- **SHORT TASK**
Reproduce the listing below line for line without changing anything, and omit the pictures from your copy.

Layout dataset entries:
———

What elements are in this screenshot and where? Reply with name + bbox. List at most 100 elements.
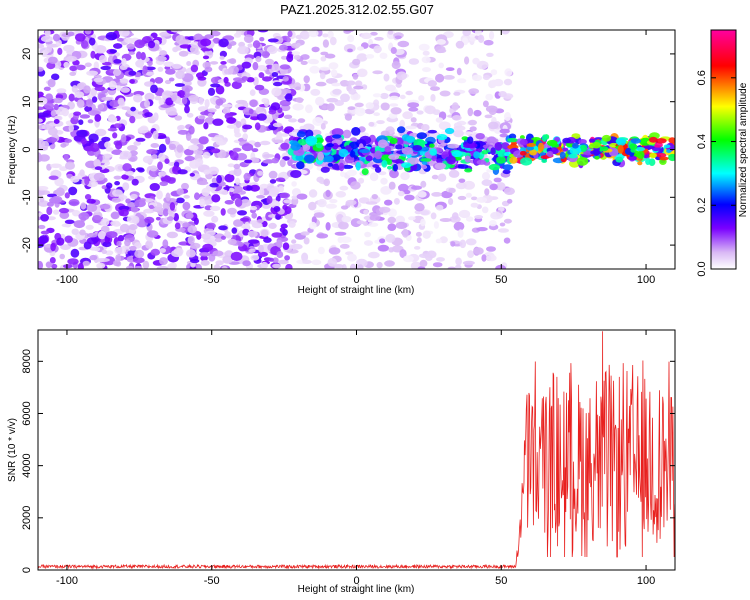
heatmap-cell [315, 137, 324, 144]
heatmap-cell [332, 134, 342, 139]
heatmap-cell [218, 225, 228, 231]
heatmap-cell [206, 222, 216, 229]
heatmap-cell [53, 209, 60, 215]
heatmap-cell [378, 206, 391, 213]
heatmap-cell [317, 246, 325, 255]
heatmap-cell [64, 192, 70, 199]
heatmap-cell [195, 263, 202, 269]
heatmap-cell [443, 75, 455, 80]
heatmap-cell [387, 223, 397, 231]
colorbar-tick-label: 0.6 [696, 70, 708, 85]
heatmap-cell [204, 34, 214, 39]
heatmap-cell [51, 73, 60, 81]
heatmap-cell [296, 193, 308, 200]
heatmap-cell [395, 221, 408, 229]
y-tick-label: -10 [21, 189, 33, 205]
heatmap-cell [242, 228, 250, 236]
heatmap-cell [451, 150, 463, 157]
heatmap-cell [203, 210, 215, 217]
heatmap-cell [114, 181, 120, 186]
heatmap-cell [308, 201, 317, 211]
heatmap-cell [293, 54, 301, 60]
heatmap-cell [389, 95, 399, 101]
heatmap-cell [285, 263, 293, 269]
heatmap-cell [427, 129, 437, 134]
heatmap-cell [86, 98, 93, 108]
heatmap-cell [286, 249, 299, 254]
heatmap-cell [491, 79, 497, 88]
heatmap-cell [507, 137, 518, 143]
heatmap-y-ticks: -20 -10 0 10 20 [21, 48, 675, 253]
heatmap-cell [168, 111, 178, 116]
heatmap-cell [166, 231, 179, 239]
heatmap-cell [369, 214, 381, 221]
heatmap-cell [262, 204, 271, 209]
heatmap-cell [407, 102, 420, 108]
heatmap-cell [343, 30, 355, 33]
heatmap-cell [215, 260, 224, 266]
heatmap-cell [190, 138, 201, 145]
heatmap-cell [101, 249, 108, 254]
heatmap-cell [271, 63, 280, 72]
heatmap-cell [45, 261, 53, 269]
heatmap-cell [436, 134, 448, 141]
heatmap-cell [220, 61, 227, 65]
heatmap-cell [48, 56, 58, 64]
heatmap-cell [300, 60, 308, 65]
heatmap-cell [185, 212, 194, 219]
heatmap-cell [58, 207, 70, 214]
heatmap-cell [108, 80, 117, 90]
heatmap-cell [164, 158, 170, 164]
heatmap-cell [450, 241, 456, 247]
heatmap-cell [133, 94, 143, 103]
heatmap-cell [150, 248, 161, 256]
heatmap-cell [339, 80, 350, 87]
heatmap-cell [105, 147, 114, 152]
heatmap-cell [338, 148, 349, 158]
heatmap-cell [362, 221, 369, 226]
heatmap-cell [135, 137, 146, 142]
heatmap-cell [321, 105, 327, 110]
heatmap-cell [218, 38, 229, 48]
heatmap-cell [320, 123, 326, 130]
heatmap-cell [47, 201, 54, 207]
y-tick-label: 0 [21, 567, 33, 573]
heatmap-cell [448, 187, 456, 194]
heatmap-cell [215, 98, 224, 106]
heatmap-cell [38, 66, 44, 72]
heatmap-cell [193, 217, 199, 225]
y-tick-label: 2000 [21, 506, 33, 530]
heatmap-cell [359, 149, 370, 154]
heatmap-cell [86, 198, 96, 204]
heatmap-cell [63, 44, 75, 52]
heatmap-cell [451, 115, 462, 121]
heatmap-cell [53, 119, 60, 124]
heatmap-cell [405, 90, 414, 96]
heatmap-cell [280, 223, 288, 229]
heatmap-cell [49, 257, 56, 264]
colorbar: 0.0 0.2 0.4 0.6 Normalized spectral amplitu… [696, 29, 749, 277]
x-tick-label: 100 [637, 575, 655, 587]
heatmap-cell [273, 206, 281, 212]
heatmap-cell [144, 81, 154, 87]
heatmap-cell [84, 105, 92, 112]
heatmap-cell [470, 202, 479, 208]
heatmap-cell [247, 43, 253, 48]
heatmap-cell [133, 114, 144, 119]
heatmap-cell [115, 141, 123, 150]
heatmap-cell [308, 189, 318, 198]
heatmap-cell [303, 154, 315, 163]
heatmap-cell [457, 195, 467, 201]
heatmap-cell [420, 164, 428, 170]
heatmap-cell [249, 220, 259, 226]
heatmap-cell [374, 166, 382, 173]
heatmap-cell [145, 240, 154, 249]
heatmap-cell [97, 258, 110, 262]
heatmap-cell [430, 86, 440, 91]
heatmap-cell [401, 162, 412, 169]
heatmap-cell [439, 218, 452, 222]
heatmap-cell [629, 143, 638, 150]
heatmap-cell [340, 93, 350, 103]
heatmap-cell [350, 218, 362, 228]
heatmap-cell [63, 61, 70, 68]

———

- **RESULT OF THIS TASK**
What elements are in this screenshot and where? Reply with name + bbox. List at most 100 elements.
heatmap-cell [315, 137, 324, 144]
heatmap-cell [332, 134, 342, 139]
heatmap-cell [218, 225, 228, 231]
heatmap-cell [206, 222, 216, 229]
heatmap-cell [53, 209, 60, 215]
heatmap-cell [378, 206, 391, 213]
heatmap-cell [317, 246, 325, 255]
heatmap-cell [64, 192, 70, 199]
heatmap-cell [195, 263, 202, 269]
heatmap-cell [443, 75, 455, 80]
heatmap-cell [387, 223, 397, 231]
colorbar-tick-label: 0.6 [696, 70, 708, 85]
heatmap-cell [204, 34, 214, 39]
heatmap-cell [51, 73, 60, 81]
heatmap-cell [296, 193, 308, 200]
heatmap-cell [395, 221, 408, 229]
y-tick-label: -10 [21, 189, 33, 205]
heatmap-cell [242, 228, 250, 236]
heatmap-cell [451, 150, 463, 157]
heatmap-cell [203, 210, 215, 217]
heatmap-cell [114, 181, 120, 186]
heatmap-cell [308, 201, 317, 211]
heatmap-cell [293, 54, 301, 60]
heatmap-cell [389, 95, 399, 101]
heatmap-cell [285, 263, 293, 269]
heatmap-cell [427, 129, 437, 134]
heatmap-cell [86, 98, 93, 108]
heatmap-cell [286, 249, 299, 254]
heatmap-cell [491, 79, 497, 88]
heatmap-cell [507, 137, 518, 143]
heatmap-y-ticks: -20 -10 0 10 20 [21, 48, 675, 253]
heatmap-cell [168, 111, 178, 116]
heatmap-cell [166, 231, 179, 239]
heatmap-cell [369, 214, 381, 221]
heatmap-cell [262, 204, 271, 209]
heatmap-cell [407, 102, 420, 108]
heatmap-cell [343, 30, 355, 33]
heatmap-cell [215, 260, 224, 266]
heatmap-cell [190, 138, 201, 145]
heatmap-cell [101, 249, 108, 254]
heatmap-cell [271, 63, 280, 72]
heatmap-cell [45, 261, 53, 269]
heatmap-cell [436, 134, 448, 141]
heatmap-cell [220, 61, 227, 65]
heatmap-cell [48, 56, 58, 64]
heatmap-cell [300, 60, 308, 65]
heatmap-cell [185, 212, 194, 219]
heatmap-cell [58, 207, 70, 214]
heatmap-cell [108, 80, 117, 90]
heatmap-cell [164, 158, 170, 164]
heatmap-cell [450, 241, 456, 247]
heatmap-cell [133, 94, 143, 103]
heatmap-cell [150, 248, 161, 256]
heatmap-cell [339, 80, 350, 87]
heatmap-cell [105, 147, 114, 152]
heatmap-cell [338, 148, 349, 158]
heatmap-cell [362, 221, 369, 226]
heatmap-cell [135, 137, 146, 142]
heatmap-cell [321, 105, 327, 110]
heatmap-cell [218, 38, 229, 48]
heatmap-cell [320, 123, 326, 130]
heatmap-cell [47, 201, 54, 207]
y-tick-label: 0 [21, 567, 33, 573]
heatmap-cell [448, 187, 456, 194]
heatmap-cell [215, 98, 224, 106]
heatmap-cell [38, 66, 44, 72]
heatmap-cell [193, 217, 199, 225]
y-tick-label: 2000 [21, 506, 33, 530]
heatmap-cell [359, 149, 370, 154]
heatmap-cell [86, 198, 96, 204]
heatmap-cell [63, 44, 75, 52]
heatmap-cell [451, 115, 462, 121]
heatmap-cell [53, 119, 60, 124]
heatmap-cell [405, 90, 414, 96]
heatmap-cell [280, 223, 288, 229]
heatmap-cell [49, 257, 56, 264]
colorbar: 0.0 0.2 0.4 0.6 Normalized spectral amplitu… [696, 29, 749, 277]
x-tick-label: 100 [637, 575, 655, 587]
heatmap-cell [273, 206, 281, 212]
heatmap-cell [144, 81, 154, 87]
heatmap-cell [84, 105, 92, 112]
heatmap-cell [470, 202, 479, 208]
heatmap-cell [247, 43, 253, 48]
heatmap-cell [133, 114, 144, 119]
heatmap-cell [115, 141, 123, 150]
heatmap-cell [308, 189, 318, 198]
heatmap-cell [303, 154, 315, 163]
heatmap-cell [457, 195, 467, 201]
heatmap-cell [420, 164, 428, 170]
heatmap-cell [249, 220, 259, 226]
heatmap-cell [374, 166, 382, 173]
heatmap-cell [145, 240, 154, 249]
heatmap-cell [97, 258, 110, 262]
heatmap-cell [430, 86, 440, 91]
heatmap-cell [401, 162, 412, 169]
heatmap-cell [439, 218, 452, 222]
heatmap-cell [629, 143, 638, 150]
heatmap-cell [340, 93, 350, 103]
heatmap-cell [350, 218, 362, 228]
heatmap-cell [63, 61, 70, 68]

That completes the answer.